━━ Supplied data

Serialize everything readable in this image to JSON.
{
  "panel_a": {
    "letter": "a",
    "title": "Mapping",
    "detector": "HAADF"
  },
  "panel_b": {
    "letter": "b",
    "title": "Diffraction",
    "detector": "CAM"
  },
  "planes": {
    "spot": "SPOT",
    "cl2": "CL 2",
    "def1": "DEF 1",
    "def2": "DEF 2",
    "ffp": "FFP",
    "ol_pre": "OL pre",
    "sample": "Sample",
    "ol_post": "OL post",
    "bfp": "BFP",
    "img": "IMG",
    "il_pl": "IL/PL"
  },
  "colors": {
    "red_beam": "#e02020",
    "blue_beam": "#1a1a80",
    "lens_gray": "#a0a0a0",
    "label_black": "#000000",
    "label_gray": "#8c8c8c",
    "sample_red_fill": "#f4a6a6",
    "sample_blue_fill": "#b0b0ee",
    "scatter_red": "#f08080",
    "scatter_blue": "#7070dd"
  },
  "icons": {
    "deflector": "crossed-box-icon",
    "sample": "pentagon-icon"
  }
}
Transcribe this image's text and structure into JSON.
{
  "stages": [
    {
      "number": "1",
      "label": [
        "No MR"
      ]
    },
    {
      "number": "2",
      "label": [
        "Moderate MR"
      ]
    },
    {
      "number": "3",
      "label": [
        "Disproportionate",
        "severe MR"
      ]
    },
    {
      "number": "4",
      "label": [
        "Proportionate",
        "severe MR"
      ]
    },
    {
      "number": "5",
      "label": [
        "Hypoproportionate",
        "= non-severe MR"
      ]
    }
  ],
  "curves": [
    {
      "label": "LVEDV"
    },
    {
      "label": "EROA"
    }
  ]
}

━━━━
━━ Supplied data

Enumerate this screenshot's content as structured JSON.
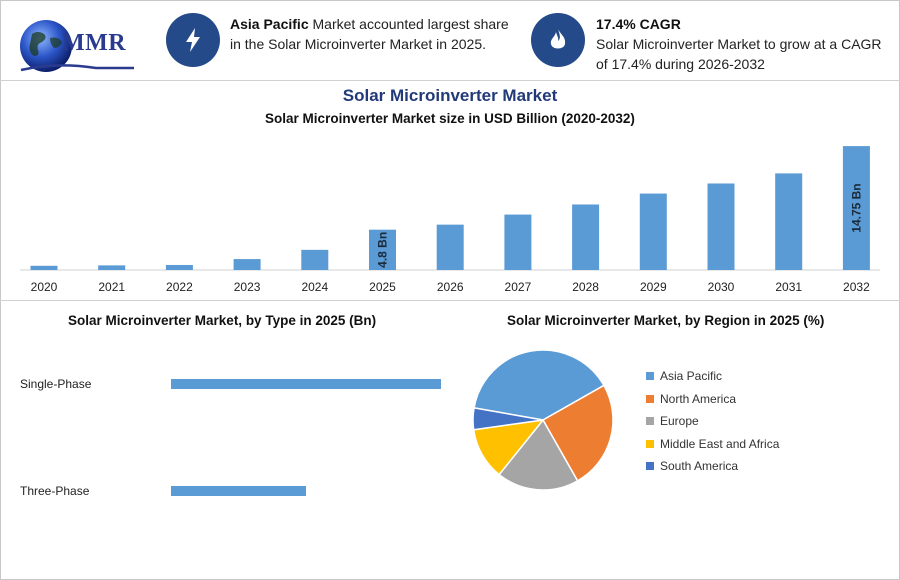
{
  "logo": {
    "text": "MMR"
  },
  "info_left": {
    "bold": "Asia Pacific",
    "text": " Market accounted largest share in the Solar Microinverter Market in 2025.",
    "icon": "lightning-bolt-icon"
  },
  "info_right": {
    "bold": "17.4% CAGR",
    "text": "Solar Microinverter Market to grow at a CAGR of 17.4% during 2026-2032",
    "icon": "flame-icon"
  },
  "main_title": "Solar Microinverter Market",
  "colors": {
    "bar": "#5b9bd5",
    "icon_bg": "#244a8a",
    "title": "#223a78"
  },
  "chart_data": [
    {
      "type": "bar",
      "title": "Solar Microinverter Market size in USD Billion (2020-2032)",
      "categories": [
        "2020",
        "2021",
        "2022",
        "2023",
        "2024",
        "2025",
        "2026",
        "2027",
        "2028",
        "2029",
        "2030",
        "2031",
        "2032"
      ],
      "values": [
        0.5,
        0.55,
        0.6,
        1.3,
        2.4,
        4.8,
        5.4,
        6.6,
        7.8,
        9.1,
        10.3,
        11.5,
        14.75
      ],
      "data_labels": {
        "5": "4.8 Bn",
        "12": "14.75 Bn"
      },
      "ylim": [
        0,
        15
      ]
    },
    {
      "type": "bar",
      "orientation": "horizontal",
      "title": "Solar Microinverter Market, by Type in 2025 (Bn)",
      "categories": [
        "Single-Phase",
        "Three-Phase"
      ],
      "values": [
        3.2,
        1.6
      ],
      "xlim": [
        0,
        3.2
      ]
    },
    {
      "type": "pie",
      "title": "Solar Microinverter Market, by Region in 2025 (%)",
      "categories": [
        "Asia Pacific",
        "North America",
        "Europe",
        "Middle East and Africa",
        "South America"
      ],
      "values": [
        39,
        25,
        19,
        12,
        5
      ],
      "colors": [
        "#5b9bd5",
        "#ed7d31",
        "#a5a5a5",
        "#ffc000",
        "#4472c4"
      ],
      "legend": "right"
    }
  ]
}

━━━━
━━ Supplied data

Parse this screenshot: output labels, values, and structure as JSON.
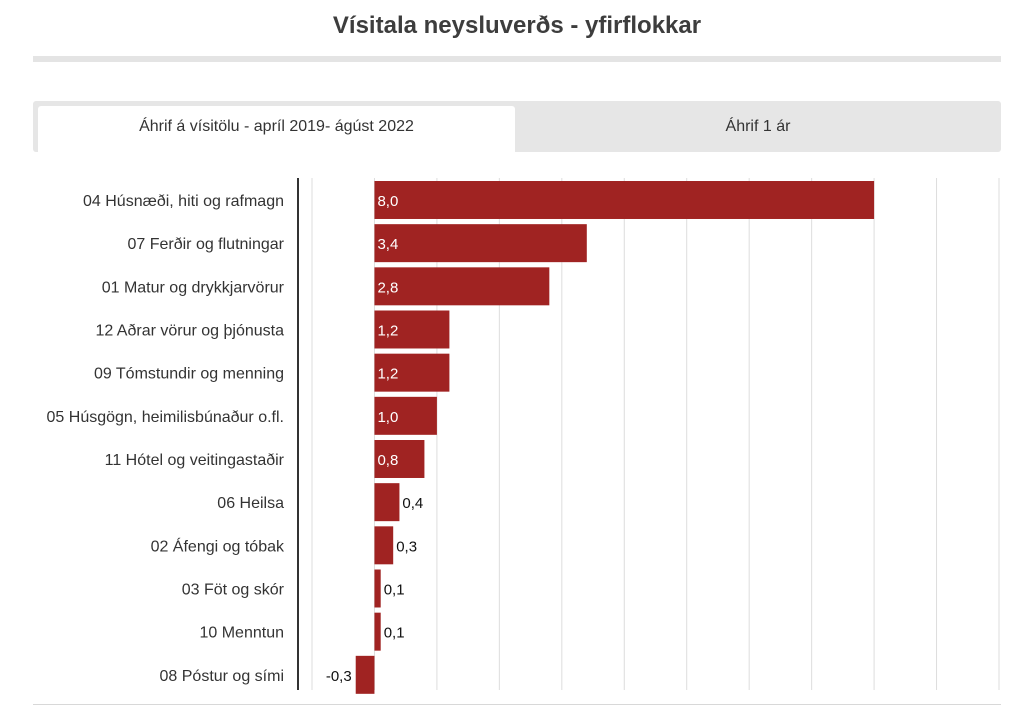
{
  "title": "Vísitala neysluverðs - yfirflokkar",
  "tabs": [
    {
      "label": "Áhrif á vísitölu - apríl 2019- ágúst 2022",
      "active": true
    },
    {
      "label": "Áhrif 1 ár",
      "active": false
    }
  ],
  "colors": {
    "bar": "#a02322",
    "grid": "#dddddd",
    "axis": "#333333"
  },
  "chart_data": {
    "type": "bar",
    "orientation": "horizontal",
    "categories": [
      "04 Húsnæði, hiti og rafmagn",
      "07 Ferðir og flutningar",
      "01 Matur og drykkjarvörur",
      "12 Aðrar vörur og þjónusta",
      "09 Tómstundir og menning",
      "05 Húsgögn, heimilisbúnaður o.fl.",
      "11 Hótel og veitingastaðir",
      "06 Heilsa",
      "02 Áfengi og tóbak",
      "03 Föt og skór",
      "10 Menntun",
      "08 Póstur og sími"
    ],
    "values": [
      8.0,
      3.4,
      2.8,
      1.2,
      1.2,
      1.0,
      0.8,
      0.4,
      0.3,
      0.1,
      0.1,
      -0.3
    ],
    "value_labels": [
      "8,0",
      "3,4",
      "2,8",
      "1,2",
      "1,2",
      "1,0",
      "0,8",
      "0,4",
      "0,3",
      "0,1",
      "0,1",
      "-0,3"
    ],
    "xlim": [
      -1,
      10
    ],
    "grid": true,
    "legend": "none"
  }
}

━━━━

_Written exercise_: Count every line in the listing above that holds "Solar", then report only the count.

_Correct answer_: 6